WHAT YOU ARE ASKED TO DO - Repeat every entry word for word, but leave the images out of your copy.

THE DATA -
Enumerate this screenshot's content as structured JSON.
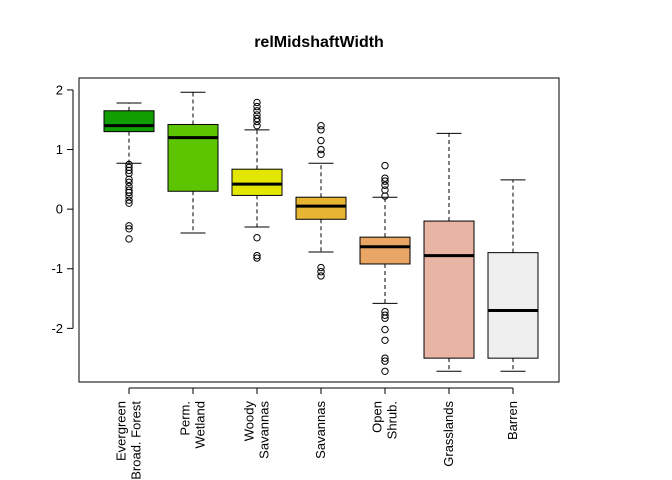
{
  "chart_data": {
    "type": "box",
    "title": "relMidshaftWidth",
    "xlabel": "",
    "ylabel": "",
    "ylim": [
      -2.9,
      2.2
    ],
    "yticks": [
      2,
      1,
      0,
      -1,
      -2
    ],
    "ytick_labels": [
      "2",
      "1",
      "0",
      "-1",
      "-2"
    ],
    "grid": false,
    "legend": "none",
    "categories": [
      {
        "lines": [
          "Evergreen",
          "Broad. Forest"
        ],
        "color": "#119e00",
        "min": 0.77,
        "q1": 1.3,
        "median": 1.4,
        "q3": 1.65,
        "max": 1.78,
        "outliers": [
          0.75,
          0.7,
          0.65,
          0.6,
          0.5,
          0.45,
          0.38,
          0.32,
          0.28,
          0.22,
          0.15,
          0.1,
          -0.28,
          -0.33,
          -0.5
        ]
      },
      {
        "lines": [
          "Perm.",
          "Wetland"
        ],
        "color": "#5dc400",
        "min": -0.4,
        "q1": 0.3,
        "median": 1.2,
        "q3": 1.42,
        "max": 1.96,
        "outliers": []
      },
      {
        "lines": [
          "Woody",
          "Savannas"
        ],
        "color": "#e3e600",
        "min": -0.3,
        "q1": 0.23,
        "median": 0.42,
        "q3": 0.67,
        "max": 1.33,
        "outliers": [
          1.4,
          1.47,
          1.52,
          1.58,
          1.65,
          1.72,
          1.79,
          -0.48,
          -0.78,
          -0.82
        ]
      },
      {
        "lines": [
          "Savannas"
        ],
        "color": "#e8b532",
        "min": -0.72,
        "q1": -0.17,
        "median": 0.05,
        "q3": 0.2,
        "max": 0.77,
        "outliers": [
          0.92,
          1.0,
          1.15,
          1.33,
          1.4,
          -0.98,
          -1.05,
          -1.12
        ]
      },
      {
        "lines": [
          "Open",
          "Shrub."
        ],
        "color": "#eaa664",
        "min": -1.58,
        "q1": -0.92,
        "median": -0.63,
        "q3": -0.47,
        "max": 0.2,
        "outliers": [
          0.22,
          0.32,
          0.4,
          0.47,
          0.52,
          0.73,
          -1.72,
          -1.78,
          -1.83,
          -2.02,
          -2.2,
          -2.5,
          -2.55,
          -2.72
        ]
      },
      {
        "lines": [
          "Grasslands"
        ],
        "color": "#e8b4a4",
        "min": -2.72,
        "q1": -2.5,
        "median": -0.78,
        "q3": -0.2,
        "max": 1.27,
        "outliers": []
      },
      {
        "lines": [
          "Barren"
        ],
        "color": "#efefef",
        "min": -2.72,
        "q1": -2.5,
        "median": -1.7,
        "q3": -0.73,
        "max": 0.49,
        "outliers": []
      }
    ]
  }
}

CORRECT RESPONSE -
Enumerate this screenshot's content as structured JSON.
{
  "chart_data": {
    "type": "box",
    "title": "relMidshaftWidth",
    "xlabel": "",
    "ylabel": "",
    "ylim": [
      -2.9,
      2.2
    ],
    "yticks": [
      2,
      1,
      0,
      -1,
      -2
    ],
    "ytick_labels": [
      "2",
      "1",
      "0",
      "-1",
      "-2"
    ],
    "grid": false,
    "legend": "none",
    "categories": [
      {
        "lines": [
          "Evergreen",
          "Broad. Forest"
        ],
        "color": "#119e00",
        "min": 0.77,
        "q1": 1.3,
        "median": 1.4,
        "q3": 1.65,
        "max": 1.78,
        "outliers": [
          0.75,
          0.7,
          0.65,
          0.6,
          0.5,
          0.45,
          0.38,
          0.32,
          0.28,
          0.22,
          0.15,
          0.1,
          -0.28,
          -0.33,
          -0.5
        ]
      },
      {
        "lines": [
          "Perm.",
          "Wetland"
        ],
        "color": "#5dc400",
        "min": -0.4,
        "q1": 0.3,
        "median": 1.2,
        "q3": 1.42,
        "max": 1.96,
        "outliers": []
      },
      {
        "lines": [
          "Woody",
          "Savannas"
        ],
        "color": "#e3e600",
        "min": -0.3,
        "q1": 0.23,
        "median": 0.42,
        "q3": 0.67,
        "max": 1.33,
        "outliers": [
          1.4,
          1.47,
          1.52,
          1.58,
          1.65,
          1.72,
          1.79,
          -0.48,
          -0.78,
          -0.82
        ]
      },
      {
        "lines": [
          "Savannas"
        ],
        "color": "#e8b532",
        "min": -0.72,
        "q1": -0.17,
        "median": 0.05,
        "q3": 0.2,
        "max": 0.77,
        "outliers": [
          0.92,
          1.0,
          1.15,
          1.33,
          1.4,
          -0.98,
          -1.05,
          -1.12
        ]
      },
      {
        "lines": [
          "Open",
          "Shrub."
        ],
        "color": "#eaa664",
        "min": -1.58,
        "q1": -0.92,
        "median": -0.63,
        "q3": -0.47,
        "max": 0.2,
        "outliers": [
          0.22,
          0.32,
          0.4,
          0.47,
          0.52,
          0.73,
          -1.72,
          -1.78,
          -1.83,
          -2.02,
          -2.2,
          -2.5,
          -2.55,
          -2.72
        ]
      },
      {
        "lines": [
          "Grasslands"
        ],
        "color": "#e8b4a4",
        "min": -2.72,
        "q1": -2.5,
        "median": -0.78,
        "q3": -0.2,
        "max": 1.27,
        "outliers": []
      },
      {
        "lines": [
          "Barren"
        ],
        "color": "#efefef",
        "min": -2.72,
        "q1": -2.5,
        "median": -1.7,
        "q3": -0.73,
        "max": 0.49,
        "outliers": []
      }
    ]
  }
}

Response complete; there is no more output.